WHAT THE EXERCISE ASKS: Write out the data again exactly, skipping every picture.

RECORD SET:
--- --- ---

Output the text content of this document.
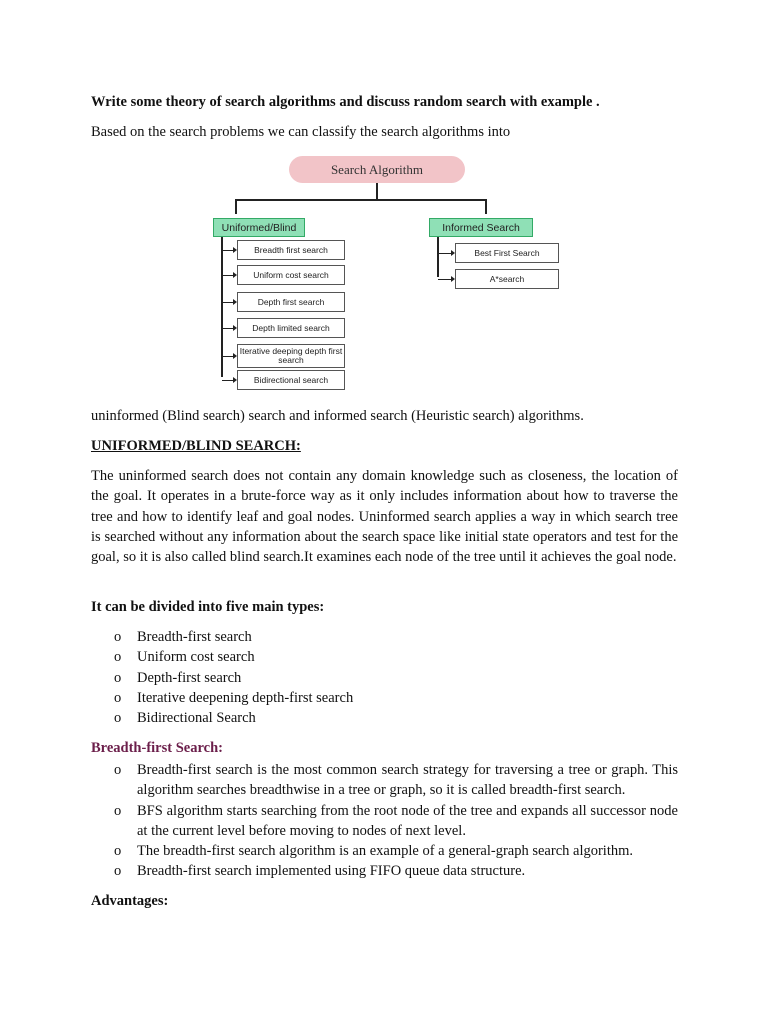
Write some theory of search algorithms and discuss random search with example .
Based on the search problems we can classify the search algorithms into
Search Algorithm
Uniformed/Blind	Informed Search
Breadth first search
Uniform cost search
Depth first search
Depth limited search
Iterative deeping depth first search
Bidirectional search
Best First Search
A*search
uninformed (Blind search) search and informed search (Heuristic search) algorithms.
UNIFORMED/BLIND SEARCH:
The uninformed search does not contain any domain knowledge such as closeness, the location of the goal. It operates in a brute-force way as it only includes information about how to traverse the tree and how to identify leaf and goal nodes. Uninformed search applies a way in which search tree is searched without any information about the search space like initial state operators and test for the goal, so it is also called blind search.It examines each node of the tree until it achieves the goal node.
It can be divided into five main types:
o Breadth-first search
o Uniform cost search
o Depth-first search
o Iterative deepening depth-first search
o Bidirectional Search
Breadth-first Search:
o Breadth-first search is the most common search strategy for traversing a tree or graph. This algorithm searches breadthwise in a tree or graph, so it is called breadth-first search.
o BFS algorithm starts searching from the root node of the tree and expands all successor node at the current level before moving to nodes of next level.
o The breadth-first search algorithm is an example of a general-graph search algorithm.
o Breadth-first search implemented using FIFO queue data structure.
Advantages:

--- --- ---

TASK RESULT:
Output the text content of this document.
Write some theory of search algorithms and discuss random search with example .
Based on the search problems we can classify the search algorithms into
Search Algorithm
Uniformed/Blind	Informed Search
Breadth first search
Uniform cost search
Depth first search
Depth limited search
Iterative deeping depth first search
Bidirectional search
Best First Search
A*search
uninformed (Blind search) search and informed search (Heuristic search) algorithms.
UNIFORMED/BLIND SEARCH:
The uninformed search does not contain any domain knowledge such as closeness, the location of the goal. It operates in a brute-force way as it only includes information about how to traverse the tree and how to identify leaf and goal nodes. Uninformed search applies a way in which search tree is searched without any information about the search space like initial state operators and test for the goal, so it is also called blind search.It examines each node of the tree until it achieves the goal node.
It can be divided into five main types:
o Breadth-first search
o Uniform cost search
o Depth-first search
o Iterative deepening depth-first search
o Bidirectional Search
Breadth-first Search:
o Breadth-first search is the most common search strategy for traversing a tree or graph. This algorithm searches breadthwise in a tree or graph, so it is called breadth-first search.
o BFS algorithm starts searching from the root node of the tree and expands all successor node at the current level before moving to nodes of next level.
o The breadth-first search algorithm is an example of a general-graph search algorithm.
o Breadth-first search implemented using FIFO queue data structure.
Advantages:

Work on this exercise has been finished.